> WHAT IS EXPECTED:
Reproduce all entries verbatim, with nothing added or dropped.
* Start DATA PROVIDED *
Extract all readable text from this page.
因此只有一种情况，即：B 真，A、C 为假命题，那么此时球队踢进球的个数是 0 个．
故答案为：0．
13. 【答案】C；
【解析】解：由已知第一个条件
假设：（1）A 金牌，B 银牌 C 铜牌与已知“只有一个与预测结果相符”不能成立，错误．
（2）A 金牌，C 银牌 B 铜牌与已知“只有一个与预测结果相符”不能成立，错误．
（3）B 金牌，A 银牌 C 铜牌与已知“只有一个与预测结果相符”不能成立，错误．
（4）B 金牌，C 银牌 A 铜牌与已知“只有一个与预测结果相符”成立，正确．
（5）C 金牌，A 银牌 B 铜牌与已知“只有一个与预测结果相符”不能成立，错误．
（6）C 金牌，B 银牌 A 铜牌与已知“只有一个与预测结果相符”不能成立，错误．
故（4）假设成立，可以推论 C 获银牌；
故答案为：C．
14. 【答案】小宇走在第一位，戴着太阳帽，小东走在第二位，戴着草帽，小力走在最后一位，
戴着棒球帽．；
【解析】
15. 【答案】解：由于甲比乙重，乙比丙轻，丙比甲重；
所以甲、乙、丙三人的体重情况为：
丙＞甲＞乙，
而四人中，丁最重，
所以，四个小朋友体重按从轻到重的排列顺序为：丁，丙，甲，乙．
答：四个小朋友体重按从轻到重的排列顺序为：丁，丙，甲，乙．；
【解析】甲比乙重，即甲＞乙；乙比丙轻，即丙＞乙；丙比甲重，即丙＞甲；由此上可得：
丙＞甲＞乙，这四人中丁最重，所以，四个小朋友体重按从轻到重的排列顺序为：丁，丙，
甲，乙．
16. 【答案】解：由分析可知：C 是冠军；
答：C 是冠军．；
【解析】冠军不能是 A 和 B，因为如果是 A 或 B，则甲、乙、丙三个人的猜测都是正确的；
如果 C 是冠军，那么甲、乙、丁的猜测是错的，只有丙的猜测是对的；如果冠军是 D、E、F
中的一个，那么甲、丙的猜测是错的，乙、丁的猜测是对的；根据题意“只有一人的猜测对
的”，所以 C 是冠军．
* End DATA PROVIDED *
> SOLUTION FOR THIS PROBLEM:
Extract all readable text from this page.
因此只有一种情况，即：B 真，A、C 为假命题，那么此时球队踢进球的个数是 0 个．
故答案为：0．
13. 【答案】C；
【解析】解：由已知第一个条件
假设：（1）A 金牌，B 银牌 C 铜牌与已知“只有一个与预测结果相符”不能成立，错误．
（2）A 金牌，C 银牌 B 铜牌与已知“只有一个与预测结果相符”不能成立，错误．
（3）B 金牌，A 银牌 C 铜牌与已知“只有一个与预测结果相符”不能成立，错误．
（4）B 金牌，C 银牌 A 铜牌与已知“只有一个与预测结果相符”成立，正确．
（5）C 金牌，A 银牌 B 铜牌与已知“只有一个与预测结果相符”不能成立，错误．
（6）C 金牌，B 银牌 A 铜牌与已知“只有一个与预测结果相符”不能成立，错误．
故（4）假设成立，可以推论 C 获银牌；
故答案为：C．
14. 【答案】小宇走在第一位，戴着太阳帽，小东走在第二位，戴着草帽，小力走在最后一位，
戴着棒球帽．；
【解析】
15. 【答案】解：由于甲比乙重，乙比丙轻，丙比甲重；
所以甲、乙、丙三人的体重情况为：
丙＞甲＞乙，
而四人中，丁最重，
所以，四个小朋友体重按从轻到重的排列顺序为：丁，丙，甲，乙．
答：四个小朋友体重按从轻到重的排列顺序为：丁，丙，甲，乙．；
【解析】甲比乙重，即甲＞乙；乙比丙轻，即丙＞乙；丙比甲重，即丙＞甲；由此上可得：
丙＞甲＞乙，这四人中丁最重，所以，四个小朋友体重按从轻到重的排列顺序为：丁，丙，
甲，乙．
16. 【答案】解：由分析可知：C 是冠军；
答：C 是冠军．；
【解析】冠军不能是 A 和 B，因为如果是 A 或 B，则甲、乙、丙三个人的猜测都是正确的；
如果 C 是冠军，那么甲、乙、丁的猜测是错的，只有丙的猜测是对的；如果冠军是 D、E、F
中的一个，那么甲、丙的猜测是错的，乙、丁的猜测是对的；根据题意“只有一人的猜测对
的”，所以 C 是冠军．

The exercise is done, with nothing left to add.